WRITTEN REQUEST: Look for "params" in each line of the entries, and return the matching lines.

[start of LISTED RECORDS]

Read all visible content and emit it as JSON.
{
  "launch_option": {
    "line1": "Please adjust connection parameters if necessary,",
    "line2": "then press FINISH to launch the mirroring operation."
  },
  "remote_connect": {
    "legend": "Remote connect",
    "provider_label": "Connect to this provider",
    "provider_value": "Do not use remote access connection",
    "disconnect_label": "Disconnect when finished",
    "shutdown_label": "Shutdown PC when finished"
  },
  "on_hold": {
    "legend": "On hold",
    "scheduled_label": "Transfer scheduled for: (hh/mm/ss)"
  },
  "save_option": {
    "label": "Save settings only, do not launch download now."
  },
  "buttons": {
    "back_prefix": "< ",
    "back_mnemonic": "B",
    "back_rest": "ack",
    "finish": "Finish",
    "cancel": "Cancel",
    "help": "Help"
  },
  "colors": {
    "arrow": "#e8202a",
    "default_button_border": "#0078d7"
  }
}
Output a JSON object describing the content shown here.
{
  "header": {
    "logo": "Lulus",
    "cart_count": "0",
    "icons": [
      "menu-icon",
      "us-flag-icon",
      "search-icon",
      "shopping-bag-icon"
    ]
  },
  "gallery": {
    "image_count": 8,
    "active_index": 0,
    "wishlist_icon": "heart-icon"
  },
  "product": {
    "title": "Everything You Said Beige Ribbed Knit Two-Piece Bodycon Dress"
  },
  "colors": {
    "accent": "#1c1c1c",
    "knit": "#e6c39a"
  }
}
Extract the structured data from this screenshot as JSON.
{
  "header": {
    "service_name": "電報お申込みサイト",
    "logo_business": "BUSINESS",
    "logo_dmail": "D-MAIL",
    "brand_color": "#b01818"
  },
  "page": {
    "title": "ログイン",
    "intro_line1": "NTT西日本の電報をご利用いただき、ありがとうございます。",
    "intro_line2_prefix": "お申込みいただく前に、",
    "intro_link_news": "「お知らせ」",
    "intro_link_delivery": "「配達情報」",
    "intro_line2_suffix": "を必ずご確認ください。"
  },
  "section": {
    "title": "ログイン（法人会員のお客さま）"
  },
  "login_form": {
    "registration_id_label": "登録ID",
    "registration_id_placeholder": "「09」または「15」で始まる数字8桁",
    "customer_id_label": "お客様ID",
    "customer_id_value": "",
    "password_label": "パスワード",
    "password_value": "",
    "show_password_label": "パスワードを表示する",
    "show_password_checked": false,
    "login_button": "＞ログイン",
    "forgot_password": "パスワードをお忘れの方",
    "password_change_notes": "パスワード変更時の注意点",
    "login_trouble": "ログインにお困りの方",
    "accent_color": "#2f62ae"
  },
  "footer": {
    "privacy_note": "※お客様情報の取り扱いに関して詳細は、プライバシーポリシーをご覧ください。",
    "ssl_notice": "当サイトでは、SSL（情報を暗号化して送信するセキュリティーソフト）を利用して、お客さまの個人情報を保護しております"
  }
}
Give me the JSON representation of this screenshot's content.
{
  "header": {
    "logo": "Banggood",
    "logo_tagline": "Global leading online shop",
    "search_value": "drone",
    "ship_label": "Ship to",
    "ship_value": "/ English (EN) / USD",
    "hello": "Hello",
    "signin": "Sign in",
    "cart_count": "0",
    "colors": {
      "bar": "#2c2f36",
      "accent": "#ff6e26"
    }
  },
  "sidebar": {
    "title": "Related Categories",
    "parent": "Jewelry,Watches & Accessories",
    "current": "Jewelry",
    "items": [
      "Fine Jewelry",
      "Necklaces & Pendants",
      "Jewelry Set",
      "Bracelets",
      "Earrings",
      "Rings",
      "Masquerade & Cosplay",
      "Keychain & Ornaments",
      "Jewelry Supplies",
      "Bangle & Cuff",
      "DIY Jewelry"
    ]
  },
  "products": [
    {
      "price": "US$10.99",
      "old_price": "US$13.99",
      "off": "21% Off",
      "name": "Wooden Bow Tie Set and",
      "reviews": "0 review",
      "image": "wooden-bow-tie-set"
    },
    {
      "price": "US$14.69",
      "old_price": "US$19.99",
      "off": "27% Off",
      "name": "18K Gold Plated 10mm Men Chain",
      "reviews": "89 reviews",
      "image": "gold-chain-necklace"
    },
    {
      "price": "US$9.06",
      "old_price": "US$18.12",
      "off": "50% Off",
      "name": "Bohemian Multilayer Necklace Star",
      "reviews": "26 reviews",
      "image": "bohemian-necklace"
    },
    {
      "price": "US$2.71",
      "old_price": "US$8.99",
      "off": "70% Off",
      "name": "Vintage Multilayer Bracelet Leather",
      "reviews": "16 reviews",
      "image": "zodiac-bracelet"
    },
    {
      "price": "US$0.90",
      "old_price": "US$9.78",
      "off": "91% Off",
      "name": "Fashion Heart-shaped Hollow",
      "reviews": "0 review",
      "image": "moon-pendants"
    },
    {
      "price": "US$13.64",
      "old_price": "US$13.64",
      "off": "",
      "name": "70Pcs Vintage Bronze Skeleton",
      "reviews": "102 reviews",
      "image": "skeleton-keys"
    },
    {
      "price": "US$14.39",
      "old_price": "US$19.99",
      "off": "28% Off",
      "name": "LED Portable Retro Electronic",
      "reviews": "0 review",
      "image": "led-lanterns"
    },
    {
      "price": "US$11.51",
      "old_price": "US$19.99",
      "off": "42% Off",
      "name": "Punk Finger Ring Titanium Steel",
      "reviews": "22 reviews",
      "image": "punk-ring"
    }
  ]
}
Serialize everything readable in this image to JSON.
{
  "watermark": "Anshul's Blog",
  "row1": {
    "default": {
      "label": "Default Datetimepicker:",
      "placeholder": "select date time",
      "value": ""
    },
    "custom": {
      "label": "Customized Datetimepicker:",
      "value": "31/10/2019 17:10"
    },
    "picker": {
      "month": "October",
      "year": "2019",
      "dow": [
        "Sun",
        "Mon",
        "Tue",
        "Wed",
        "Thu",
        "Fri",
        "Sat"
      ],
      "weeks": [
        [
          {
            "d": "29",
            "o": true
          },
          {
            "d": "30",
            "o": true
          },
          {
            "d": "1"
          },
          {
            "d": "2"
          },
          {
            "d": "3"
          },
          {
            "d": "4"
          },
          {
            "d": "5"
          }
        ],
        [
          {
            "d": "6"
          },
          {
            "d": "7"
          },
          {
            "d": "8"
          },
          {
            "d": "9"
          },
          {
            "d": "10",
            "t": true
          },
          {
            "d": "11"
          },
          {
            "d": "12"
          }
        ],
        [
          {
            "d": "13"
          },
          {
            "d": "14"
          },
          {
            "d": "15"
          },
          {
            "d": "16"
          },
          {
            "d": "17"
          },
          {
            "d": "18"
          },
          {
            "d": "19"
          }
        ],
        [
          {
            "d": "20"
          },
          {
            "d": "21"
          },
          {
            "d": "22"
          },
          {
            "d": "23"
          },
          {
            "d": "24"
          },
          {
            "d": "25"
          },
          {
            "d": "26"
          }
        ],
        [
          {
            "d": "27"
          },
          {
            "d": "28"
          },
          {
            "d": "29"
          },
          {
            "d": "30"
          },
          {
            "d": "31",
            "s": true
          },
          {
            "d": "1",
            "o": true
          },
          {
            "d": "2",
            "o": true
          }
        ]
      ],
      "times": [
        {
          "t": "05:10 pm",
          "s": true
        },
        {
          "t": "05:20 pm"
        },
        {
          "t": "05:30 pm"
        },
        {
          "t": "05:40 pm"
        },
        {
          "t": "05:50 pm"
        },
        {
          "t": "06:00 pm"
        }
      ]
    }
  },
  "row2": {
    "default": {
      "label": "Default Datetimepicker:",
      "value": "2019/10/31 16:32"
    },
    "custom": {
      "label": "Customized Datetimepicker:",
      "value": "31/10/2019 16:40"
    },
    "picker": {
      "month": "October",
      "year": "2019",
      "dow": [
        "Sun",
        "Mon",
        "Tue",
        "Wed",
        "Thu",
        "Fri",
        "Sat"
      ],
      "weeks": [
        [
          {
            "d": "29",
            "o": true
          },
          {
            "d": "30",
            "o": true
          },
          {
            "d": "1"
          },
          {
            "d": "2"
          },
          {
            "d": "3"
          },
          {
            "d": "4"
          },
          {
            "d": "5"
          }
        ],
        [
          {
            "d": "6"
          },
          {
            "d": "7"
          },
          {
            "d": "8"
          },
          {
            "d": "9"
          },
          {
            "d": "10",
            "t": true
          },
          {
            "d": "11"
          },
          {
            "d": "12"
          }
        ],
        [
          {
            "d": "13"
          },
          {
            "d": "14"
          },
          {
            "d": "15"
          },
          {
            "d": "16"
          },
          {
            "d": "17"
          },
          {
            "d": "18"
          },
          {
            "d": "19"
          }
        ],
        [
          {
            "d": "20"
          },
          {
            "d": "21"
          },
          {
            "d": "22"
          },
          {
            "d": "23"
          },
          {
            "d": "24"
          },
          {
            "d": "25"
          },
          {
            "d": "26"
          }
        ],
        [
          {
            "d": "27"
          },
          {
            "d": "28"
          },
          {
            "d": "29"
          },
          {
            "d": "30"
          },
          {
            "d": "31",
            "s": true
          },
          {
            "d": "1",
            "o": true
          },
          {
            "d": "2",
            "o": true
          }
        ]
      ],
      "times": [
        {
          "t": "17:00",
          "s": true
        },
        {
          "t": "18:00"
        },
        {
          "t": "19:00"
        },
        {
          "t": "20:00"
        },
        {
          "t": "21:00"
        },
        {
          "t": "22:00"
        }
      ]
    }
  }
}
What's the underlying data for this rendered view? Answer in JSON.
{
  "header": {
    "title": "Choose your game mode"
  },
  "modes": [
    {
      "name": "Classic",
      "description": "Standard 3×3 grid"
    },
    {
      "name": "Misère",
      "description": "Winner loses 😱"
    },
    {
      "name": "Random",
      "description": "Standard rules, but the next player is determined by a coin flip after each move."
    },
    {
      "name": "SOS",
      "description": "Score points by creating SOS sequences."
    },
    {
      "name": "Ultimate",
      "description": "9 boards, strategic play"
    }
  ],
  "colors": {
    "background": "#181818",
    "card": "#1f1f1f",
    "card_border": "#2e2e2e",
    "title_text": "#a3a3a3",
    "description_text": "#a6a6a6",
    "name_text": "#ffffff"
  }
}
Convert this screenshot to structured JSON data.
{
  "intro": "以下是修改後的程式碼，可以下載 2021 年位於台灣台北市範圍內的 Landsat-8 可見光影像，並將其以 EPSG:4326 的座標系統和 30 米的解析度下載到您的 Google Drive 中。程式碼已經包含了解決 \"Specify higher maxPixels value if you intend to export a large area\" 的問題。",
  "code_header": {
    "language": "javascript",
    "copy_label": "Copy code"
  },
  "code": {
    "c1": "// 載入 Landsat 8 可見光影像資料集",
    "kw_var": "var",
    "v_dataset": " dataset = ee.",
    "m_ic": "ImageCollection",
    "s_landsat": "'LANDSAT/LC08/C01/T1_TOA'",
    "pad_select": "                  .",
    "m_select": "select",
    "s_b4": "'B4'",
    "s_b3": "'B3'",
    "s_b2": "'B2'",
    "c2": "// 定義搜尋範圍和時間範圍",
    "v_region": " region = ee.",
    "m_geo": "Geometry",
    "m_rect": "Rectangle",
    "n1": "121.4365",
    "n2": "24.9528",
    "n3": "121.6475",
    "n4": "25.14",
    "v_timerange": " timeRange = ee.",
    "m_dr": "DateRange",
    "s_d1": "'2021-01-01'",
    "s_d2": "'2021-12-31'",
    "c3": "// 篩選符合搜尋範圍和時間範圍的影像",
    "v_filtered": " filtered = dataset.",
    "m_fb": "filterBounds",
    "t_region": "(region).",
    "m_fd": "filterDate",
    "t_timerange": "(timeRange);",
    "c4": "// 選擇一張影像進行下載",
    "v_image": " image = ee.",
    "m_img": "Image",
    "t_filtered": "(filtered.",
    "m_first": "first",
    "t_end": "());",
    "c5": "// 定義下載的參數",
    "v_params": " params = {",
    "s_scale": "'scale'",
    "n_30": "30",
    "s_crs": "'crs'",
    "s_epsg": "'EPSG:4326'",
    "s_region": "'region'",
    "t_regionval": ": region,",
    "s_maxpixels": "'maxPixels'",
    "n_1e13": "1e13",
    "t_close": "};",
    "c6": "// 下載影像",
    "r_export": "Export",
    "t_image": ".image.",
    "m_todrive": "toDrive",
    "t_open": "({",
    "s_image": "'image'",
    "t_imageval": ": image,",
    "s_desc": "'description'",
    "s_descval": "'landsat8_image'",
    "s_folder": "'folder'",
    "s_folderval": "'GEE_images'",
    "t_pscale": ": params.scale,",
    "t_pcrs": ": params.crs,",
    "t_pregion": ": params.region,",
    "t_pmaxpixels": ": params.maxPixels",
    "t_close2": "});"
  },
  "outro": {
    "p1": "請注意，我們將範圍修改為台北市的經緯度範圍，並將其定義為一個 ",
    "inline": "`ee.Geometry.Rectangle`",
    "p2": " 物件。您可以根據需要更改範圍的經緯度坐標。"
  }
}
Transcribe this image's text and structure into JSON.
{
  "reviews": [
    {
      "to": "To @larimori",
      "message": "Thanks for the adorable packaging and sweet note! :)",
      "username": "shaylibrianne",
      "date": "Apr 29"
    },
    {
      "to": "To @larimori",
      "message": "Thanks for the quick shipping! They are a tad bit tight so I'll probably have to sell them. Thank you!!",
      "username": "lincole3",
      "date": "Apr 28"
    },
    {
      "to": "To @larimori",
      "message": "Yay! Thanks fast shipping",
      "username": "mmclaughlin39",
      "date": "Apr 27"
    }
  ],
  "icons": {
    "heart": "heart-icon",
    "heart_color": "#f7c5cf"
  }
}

[end of LISTED RECORDS]

SOLUTION FOR THIS EXERCISE:
    "v_params": " params = {",
    "t_pscale": ": params.scale,",
    "t_pcrs": ": params.crs,",
    "t_pregion": ": params.region,",
    "t_pmaxpixels": ": params.maxPixels",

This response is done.